____ ТЕКСТ ДЛЯ УПРАЖНЕНИЯ

Шмитт писал о романтизме как искусстве, которое пришло в буржуазный мир, исчерпавший потенциал создания большого стиля и большой формы. «Так как он не в состоянии найти своей собственной формы, то он хватает тысячу суррогатов, которые выражали в подлинных формах иные времена и иные народы, но делает это только для того, чтобы немедленно отвергнуть суррогат как подделку» [293] . Эта черта характерна и для описываемого Гейне парижского карнавала видимостей и для его критики немецкого карнавального использования старины. По существу, этот бесконечный карнавал видимостей оказывается прямым материальным отражением всемирного универсалистского разрастания в идеальной сфере. То, что в сфере идей выглядит как экспансия идентичности, в материальной сфере оказывается экспансией различия.
293
Schmitt Carl.Political Romanticism. Cambridge, Mass.: The MIT Press, 1986. P. 14.
Карнавал видимостей подрывает саму идею репрезентации, которая вырождается в приватную эстетическую игру различия. Отсутствие сущностного отношения к миру, выражаемого в определенной политической форме, приводит, по мнению Шмитта, к тому, что романтизм становится «субъективистским окказионализмом», в центре которого оказывается эгоистический индивид, гений метаморфоз и случайного отношения к миру.
Гейне, вполне в духе анализа Шмитта, отказывается от разделения сферы политического на сферу идей и сферу практики, разделения, которое позволяет мыслить политическое в метафизических категориях. Демократия у Гейне возникает не как результат французской идеи свободы, но как результат крушения этой идеи,которая освобождает политическую практику от идеального, метафизического измерения и обнаруживает материальность политического. Демократия у Гейне оказывается не столько детищем французской революции, сколько детищем ее краха и преодоления в буржуазную эпоху между 1830 и 1848 годами.

________
____ ИСХОДНЫЕ ДАННЫЕ

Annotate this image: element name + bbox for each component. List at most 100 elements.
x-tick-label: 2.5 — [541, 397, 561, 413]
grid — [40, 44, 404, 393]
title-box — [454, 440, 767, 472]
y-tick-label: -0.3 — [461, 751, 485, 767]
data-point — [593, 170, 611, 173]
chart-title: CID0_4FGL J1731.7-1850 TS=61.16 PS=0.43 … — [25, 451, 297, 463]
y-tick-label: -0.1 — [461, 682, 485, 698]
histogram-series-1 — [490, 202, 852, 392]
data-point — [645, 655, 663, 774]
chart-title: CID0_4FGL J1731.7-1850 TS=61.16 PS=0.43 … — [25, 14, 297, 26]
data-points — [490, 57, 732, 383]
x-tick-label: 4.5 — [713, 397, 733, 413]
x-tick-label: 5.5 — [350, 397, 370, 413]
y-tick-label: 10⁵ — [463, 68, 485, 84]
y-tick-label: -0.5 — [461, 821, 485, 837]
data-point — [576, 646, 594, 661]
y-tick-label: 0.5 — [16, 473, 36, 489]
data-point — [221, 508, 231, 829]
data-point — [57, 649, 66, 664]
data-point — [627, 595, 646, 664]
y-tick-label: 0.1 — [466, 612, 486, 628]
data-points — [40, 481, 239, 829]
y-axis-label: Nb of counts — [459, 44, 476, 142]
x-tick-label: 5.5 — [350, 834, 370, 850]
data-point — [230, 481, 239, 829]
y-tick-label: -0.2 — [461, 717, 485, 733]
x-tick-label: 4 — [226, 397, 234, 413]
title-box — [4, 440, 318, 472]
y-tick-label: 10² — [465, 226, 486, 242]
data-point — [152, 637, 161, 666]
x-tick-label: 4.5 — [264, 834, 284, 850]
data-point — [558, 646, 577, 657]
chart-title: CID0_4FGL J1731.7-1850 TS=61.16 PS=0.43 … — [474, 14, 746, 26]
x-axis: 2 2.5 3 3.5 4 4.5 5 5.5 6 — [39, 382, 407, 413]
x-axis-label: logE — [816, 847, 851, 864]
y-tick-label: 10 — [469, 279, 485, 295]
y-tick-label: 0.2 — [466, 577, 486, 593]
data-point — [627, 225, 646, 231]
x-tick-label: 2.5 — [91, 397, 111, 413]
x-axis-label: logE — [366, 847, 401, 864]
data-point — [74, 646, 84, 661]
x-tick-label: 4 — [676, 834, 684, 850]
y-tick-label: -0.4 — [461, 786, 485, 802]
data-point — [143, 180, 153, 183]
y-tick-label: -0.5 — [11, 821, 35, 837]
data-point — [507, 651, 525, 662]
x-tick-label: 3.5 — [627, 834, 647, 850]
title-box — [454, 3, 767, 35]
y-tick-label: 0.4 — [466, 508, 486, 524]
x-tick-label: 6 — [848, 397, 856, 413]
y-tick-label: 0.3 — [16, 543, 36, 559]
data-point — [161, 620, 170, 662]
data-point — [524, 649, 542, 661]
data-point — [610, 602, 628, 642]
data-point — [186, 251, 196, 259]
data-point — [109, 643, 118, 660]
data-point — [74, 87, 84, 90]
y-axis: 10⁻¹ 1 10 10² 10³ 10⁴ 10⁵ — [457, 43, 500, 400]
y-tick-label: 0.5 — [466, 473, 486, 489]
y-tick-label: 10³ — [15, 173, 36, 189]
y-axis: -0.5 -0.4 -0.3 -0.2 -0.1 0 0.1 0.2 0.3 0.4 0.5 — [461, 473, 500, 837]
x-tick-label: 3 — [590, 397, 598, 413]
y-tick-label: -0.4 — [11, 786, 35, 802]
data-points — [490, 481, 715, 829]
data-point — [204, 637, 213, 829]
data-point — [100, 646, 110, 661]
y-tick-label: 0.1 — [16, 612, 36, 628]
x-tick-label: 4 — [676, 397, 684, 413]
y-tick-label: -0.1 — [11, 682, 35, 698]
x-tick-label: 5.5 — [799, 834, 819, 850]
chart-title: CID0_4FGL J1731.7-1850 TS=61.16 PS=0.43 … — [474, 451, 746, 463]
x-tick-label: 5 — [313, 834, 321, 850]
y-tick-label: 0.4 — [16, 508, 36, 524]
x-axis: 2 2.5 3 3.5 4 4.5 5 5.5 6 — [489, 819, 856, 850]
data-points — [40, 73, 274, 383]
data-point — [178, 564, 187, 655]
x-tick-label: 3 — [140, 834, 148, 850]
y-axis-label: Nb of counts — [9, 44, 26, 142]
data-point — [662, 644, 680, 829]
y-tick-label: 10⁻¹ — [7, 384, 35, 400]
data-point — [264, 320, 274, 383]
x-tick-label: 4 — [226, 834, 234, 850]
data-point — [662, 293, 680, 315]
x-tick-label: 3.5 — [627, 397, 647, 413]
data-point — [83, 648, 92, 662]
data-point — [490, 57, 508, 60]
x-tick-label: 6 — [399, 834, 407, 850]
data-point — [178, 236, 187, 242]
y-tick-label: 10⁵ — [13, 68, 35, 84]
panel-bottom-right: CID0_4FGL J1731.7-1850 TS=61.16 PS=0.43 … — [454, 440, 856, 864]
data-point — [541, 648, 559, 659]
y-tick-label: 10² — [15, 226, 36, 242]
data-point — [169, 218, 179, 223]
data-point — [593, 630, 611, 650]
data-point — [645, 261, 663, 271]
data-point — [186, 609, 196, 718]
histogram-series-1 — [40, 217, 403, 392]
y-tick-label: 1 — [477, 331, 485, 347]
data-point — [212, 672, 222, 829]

________

• _ЗАДАНИЯ ДЛЯ ВЫПОЛНЕНИЯ_:
A) Выпишите в порядке появления все годы, упомянутые во фрагменте о романтизме у Шмитта и Гейне.
B) Продолжите фрагмент о романтизме у Шмитта и Гейне, начав сразу после его последнего предложения.

• _ОТВЕТЫ К ЗАДАНИЯМ_:
A) 1986, 1830, 1848

B)
Аморфность эстетического окказионализма, когда сама видимость оказывается самодостаточной стихией политического, а не видимостью, отсылающей к идеальной сущности, — вот стихия буржуазной свободы, политического в его современном, а следовательно, романтическом обличье. Гейне принадлежит к эстетическому окказионализму, но в отличие от его представителей Фридриха Шлегеля или Адама Мюллера — основных персонажей книги Шмитта — Гейне иронически дистанцирован по отношению к этому направлению и полностью отдает себе отчет в его генезисе и смысле. Эта дистанцированность укоренена в его французский опыт, которого не имели ни Шлегель, ни Мюллер. Вот почему было бы правильнее считать его не столько аналогом Шлегеля и Мюллера, сколько предтечей Шмитта [294] .
294
Ф. Анкерсмит считает, что главной заслугой политической теории Шмитта является признание романтического характера современного политического и разоблачение мифа о его происхождении в эпоху Просвещения. Романтизм же в интерпретации Шмитта — «это любопытное „отсутствие корней“» и всеобщая «неспособность удержать какую-либо важную политическую идею» (Ankersmit F. R.Aesthetic Politics. Stanford: Stanford University Press, 1996. P. 128).